### Goal of the exercise
List, from the lines below, each one with "Height" in it.

### Records supplied
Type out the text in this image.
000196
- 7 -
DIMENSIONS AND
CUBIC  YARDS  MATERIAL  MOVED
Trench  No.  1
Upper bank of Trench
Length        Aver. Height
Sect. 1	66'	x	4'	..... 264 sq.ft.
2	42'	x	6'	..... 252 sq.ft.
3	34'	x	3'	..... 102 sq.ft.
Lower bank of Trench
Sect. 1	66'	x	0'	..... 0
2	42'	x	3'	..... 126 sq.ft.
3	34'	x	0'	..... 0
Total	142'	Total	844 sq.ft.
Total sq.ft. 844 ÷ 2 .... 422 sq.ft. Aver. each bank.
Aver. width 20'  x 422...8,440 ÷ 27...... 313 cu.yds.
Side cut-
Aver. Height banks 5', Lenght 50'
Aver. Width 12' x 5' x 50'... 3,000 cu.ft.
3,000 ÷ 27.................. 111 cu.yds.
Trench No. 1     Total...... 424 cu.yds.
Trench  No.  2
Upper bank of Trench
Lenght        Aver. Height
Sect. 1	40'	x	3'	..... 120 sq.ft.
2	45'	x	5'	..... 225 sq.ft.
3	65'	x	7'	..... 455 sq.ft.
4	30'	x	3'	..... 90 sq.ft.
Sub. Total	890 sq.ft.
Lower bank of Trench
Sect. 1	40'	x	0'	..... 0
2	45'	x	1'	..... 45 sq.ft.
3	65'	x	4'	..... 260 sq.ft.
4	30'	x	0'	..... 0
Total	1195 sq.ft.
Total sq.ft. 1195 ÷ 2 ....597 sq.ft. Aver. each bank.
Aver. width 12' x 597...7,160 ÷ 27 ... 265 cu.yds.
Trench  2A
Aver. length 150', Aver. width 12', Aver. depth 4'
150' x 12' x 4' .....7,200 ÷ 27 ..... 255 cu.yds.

### Answer in full
Length        Aver. Height
Aver. Height banks 5', Lenght 50'
Lenght        Aver. Height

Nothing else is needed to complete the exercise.